● GIVEN INSTRUCTION
Convert every line of the records below into a Markdown table with the columns Row and Record line, numbering the rows and skipping any blank lines.
━━━━━ ENTRIES
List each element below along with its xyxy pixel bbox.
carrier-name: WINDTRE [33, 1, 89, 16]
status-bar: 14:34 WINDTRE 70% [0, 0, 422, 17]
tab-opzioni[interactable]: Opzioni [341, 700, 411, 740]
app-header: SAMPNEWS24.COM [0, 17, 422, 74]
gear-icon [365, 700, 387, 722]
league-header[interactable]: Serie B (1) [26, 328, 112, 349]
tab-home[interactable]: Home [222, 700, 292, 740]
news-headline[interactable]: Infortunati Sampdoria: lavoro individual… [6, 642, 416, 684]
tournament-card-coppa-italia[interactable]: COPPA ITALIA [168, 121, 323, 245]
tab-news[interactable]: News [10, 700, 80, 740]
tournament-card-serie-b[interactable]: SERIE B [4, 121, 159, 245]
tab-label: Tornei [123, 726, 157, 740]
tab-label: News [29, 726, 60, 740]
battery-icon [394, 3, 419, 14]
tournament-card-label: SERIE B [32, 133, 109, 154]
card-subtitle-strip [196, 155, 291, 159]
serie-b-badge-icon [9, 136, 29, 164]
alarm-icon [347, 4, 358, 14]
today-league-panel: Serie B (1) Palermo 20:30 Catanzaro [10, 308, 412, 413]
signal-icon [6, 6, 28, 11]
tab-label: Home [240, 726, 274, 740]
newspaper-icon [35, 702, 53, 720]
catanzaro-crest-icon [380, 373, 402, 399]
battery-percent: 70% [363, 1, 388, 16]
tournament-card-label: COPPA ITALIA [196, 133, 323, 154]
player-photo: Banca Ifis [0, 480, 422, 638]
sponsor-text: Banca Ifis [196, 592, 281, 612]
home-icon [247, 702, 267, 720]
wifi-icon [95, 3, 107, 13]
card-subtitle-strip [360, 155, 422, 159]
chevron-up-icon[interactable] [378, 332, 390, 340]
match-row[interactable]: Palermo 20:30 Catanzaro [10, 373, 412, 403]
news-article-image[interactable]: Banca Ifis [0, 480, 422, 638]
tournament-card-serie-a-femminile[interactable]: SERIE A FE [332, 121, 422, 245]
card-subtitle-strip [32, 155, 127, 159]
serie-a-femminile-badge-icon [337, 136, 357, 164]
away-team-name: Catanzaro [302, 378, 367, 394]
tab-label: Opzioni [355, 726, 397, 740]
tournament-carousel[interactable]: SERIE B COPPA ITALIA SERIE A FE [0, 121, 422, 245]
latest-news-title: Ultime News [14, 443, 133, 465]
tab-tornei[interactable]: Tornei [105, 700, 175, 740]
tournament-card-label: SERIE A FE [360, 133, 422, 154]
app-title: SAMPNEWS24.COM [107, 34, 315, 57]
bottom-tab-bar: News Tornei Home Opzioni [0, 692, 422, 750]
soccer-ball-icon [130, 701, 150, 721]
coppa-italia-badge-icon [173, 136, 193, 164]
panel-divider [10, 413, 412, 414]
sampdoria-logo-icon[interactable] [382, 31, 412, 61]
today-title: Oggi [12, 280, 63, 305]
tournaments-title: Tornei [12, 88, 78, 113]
━━━━━━━━━━
● TASK ANSWER
| Row | Record line |
|---|---|
| 1 | List each element below along with its xyxy pixel bbox. |
| 2 | carrier-name: WINDTRE [33, 1, 89, 16] |
| 3 | status-bar: 14:34 WINDTRE 70% [0, 0, 422, 17] |
| 4 | tab-opzioni[interactable]: Opzioni [341, 700, 411, 740] |
| 5 | app-header: SAMPNEWS24.COM [0, 17, 422, 74] |
| 6 | gear-icon [365, 700, 387, 722] |
| 7 | league-header[interactable]: Serie B (1) [26, 328, 112, 349] |
| 8 | tab-home[interactable]: Home [222, 700, 292, 740] |
| 9 | news-headline[interactable]: Infortunati Sampdoria: lavoro individual… [6, 642, 416, 684] |
| 10 | tournament-card-coppa-italia[interactable]: COPPA ITALIA [168, 121, 323, 245] |
| 11 | tab-news[interactable]: News [10, 700, 80, 740] |
| 12 | tournament-card-serie-b[interactable]: SERIE B [4, 121, 159, 245] |
| 13 | tab-label: Tornei [123, 726, 157, 740] |
| 14 | tab-label: News [29, 726, 60, 740] |
| 15 | battery-icon [394, 3, 419, 14] |
| 16 | tournament-card-label: SERIE B [32, 133, 109, 154] |
| 17 | card-subtitle-strip [196, 155, 291, 159] |
| 18 | serie-b-badge-icon [9, 136, 29, 164] |
| 19 | alarm-icon [347, 4, 358, 14] |
| 20 | today-league-panel: Serie B (1) Palermo 20:30 Catanzaro [10, 308, 412, 413] |
| 21 | signal-icon [6, 6, 28, 11] |
| 22 | tab-label: Home [240, 726, 274, 740] |
| 23 | newspaper-icon [35, 702, 53, 720] |
| 24 | catanzaro-crest-icon [380, 373, 402, 399] |
| 25 | battery-percent: 70% [363, 1, 388, 16] |
| 26 | tournament-card-label: COPPA ITALIA [196, 133, 323, 154] |
| 27 | player-photo: Banca Ifis [0, 480, 422, 638] |
| 28 | sponsor-text: Banca Ifis [196, 592, 281, 612] |
| 29 | home-icon [247, 702, 267, 720] |
| 30 | wifi-icon [95, 3, 107, 13] |
| 31 | card-subtitle-strip [360, 155, 422, 159] |
| 32 | chevron-up-icon[interactable] [378, 332, 390, 340] |
| 33 | match-row[interactable]: Palermo 20:30 Catanzaro [10, 373, 412, 403] |
| 34 | news-article-image[interactable]: Banca Ifis [0, 480, 422, 638] |
| 35 | tournament-card-serie-a-femminile[interactable]: SERIE A FE [332, 121, 422, 245] |
| 36 | card-subtitle-strip [32, 155, 127, 159] |
| 37 | serie-a-femminile-badge-icon [337, 136, 357, 164] |
| 38 | away-team-name: Catanzaro [302, 378, 367, 394] |
| 39 | tab-label: Opzioni [355, 726, 397, 740] |
| 40 | tournament-carousel[interactable]: SERIE B COPPA ITALIA SERIE A FE [0, 121, 422, 245] |
| 41 | latest-news-title: Ultime News [14, 443, 133, 465] |
| 42 | tab-tornei[interactable]: Tornei [105, 700, 175, 740] |
| 43 | tournament-card-label: SERIE A FE [360, 133, 422, 154] |
| 44 | app-title: SAMPNEWS24.COM [107, 34, 315, 57] |
| 45 | bottom-tab-bar: News Tornei Home Opzioni [0, 692, 422, 750] |
| 46 | soccer-ball-icon [130, 701, 150, 721] |
| 47 | coppa-italia-badge-icon [173, 136, 193, 164] |
| 48 | panel-divider [10, 413, 412, 414] |
| 49 | sampdoria-logo-icon[interactable] [382, 31, 412, 61] |
| 50 | today-title: Oggi [12, 280, 63, 305] |
| 51 | tournaments-title: Tornei [12, 88, 78, 113] |